Your goal. Each record is to be transcribed exactly.

Data for processing.
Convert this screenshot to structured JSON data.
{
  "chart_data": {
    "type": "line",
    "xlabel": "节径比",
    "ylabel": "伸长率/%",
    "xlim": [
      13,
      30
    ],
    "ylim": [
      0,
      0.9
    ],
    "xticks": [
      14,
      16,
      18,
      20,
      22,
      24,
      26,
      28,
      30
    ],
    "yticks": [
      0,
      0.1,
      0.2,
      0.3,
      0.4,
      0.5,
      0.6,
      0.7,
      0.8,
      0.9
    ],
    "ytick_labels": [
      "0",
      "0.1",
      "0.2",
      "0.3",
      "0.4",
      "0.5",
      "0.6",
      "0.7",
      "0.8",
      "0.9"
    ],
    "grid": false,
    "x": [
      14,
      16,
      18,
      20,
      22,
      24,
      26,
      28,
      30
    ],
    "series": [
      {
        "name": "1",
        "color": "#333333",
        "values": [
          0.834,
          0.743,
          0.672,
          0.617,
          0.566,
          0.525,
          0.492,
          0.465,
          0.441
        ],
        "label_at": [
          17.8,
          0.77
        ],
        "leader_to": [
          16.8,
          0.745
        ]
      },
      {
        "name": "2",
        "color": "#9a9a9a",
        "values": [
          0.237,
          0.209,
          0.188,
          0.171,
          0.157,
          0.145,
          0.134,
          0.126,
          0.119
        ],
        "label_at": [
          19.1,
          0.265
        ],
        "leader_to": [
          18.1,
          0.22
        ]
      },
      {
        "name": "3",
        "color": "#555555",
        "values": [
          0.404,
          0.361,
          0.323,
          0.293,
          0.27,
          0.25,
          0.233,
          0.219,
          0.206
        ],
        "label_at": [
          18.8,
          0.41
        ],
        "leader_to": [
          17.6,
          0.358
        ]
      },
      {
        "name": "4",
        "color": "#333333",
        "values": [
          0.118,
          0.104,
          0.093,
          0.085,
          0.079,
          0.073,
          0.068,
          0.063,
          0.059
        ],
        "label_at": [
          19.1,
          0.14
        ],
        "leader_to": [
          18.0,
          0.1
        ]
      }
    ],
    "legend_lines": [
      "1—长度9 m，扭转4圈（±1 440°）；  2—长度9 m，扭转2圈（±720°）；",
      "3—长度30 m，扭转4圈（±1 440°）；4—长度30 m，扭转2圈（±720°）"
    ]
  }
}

Result of this task.
Convert this screenshot to structured JSON data.
{
  "chart_data": {
    "type": "line",
    "xlabel": "节径比",
    "ylabel": "伸长率/%",
    "xlim": [
      13,
      30
    ],
    "ylim": [
      0,
      0.9
    ],
    "xticks": [
      14,
      16,
      18,
      20,
      22,
      24,
      26,
      28,
      30
    ],
    "yticks": [
      0,
      0.1,
      0.2,
      0.3,
      0.4,
      0.5,
      0.6,
      0.7,
      0.8,
      0.9
    ],
    "ytick_labels": [
      "0",
      "0.1",
      "0.2",
      "0.3",
      "0.4",
      "0.5",
      "0.6",
      "0.7",
      "0.8",
      "0.9"
    ],
    "grid": false,
    "x": [
      14,
      16,
      18,
      20,
      22,
      24,
      26,
      28,
      30
    ],
    "series": [
      {
        "name": "1",
        "color": "#333333",
        "values": [
          0.834,
          0.743,
          0.672,
          0.617,
          0.566,
          0.525,
          0.492,
          0.465,
          0.441
        ],
        "label_at": [
          17.8,
          0.77
        ],
        "leader_to": [
          16.8,
          0.745
        ]
      },
      {
        "name": "2",
        "color": "#9a9a9a",
        "values": [
          0.237,
          0.209,
          0.188,
          0.171,
          0.157,
          0.145,
          0.134,
          0.126,
          0.119
        ],
        "label_at": [
          19.1,
          0.265
        ],
        "leader_to": [
          18.1,
          0.22
        ]
      },
      {
        "name": "3",
        "color": "#555555",
        "values": [
          0.404,
          0.361,
          0.323,
          0.293,
          0.27,
          0.25,
          0.233,
          0.219,
          0.206
        ],
        "label_at": [
          18.8,
          0.41
        ],
        "leader_to": [
          17.6,
          0.358
        ]
      },
      {
        "name": "4",
        "color": "#333333",
        "values": [
          0.118,
          0.104,
          0.093,
          0.085,
          0.079,
          0.073,
          0.068,
          0.063,
          0.059
        ],
        "label_at": [
          19.1,
          0.14
        ],
        "leader_to": [
          18.0,
          0.1
        ]
      }
    ],
    "legend_lines": [
      "1—长度9 m，扭转4圈（±1 440°）；  2—长度9 m，扭转2圈（±720°）；",
      "3—长度30 m，扭转4圈（±1 440°）；4—长度30 m，扭转2圈（±720°）"
    ]
  }
}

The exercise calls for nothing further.